Objective>
Below you will find a set of lines. Repeat them all exactly.

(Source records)
════════════════════
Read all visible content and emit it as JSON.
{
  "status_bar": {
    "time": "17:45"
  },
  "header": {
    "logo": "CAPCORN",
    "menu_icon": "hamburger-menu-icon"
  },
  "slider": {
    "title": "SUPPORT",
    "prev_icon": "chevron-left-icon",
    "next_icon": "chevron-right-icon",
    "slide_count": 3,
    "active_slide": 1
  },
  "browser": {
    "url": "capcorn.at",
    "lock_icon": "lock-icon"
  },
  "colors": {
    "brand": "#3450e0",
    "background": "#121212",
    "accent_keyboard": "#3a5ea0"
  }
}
════════════════════
Exercise answer>
Read all visible content and emit it as JSON.
{
  "status_bar": {
    "time": "17:45"
  },
  "header": {
    "logo": "CAPCORN",
    "menu_icon": "hamburger-menu-icon"
  },
  "slider": {
    "title": "SUPPORT",
    "prev_icon": "chevron-left-icon",
    "next_icon": "chevron-right-icon",
    "slide_count": 3,
    "active_slide": 1
  },
  "browser": {
    "url": "capcorn.at",
    "lock_icon": "lock-icon"
  },
  "colors": {
    "brand": "#3450e0",
    "background": "#121212",
    "accent_keyboard": "#3a5ea0"
  }
}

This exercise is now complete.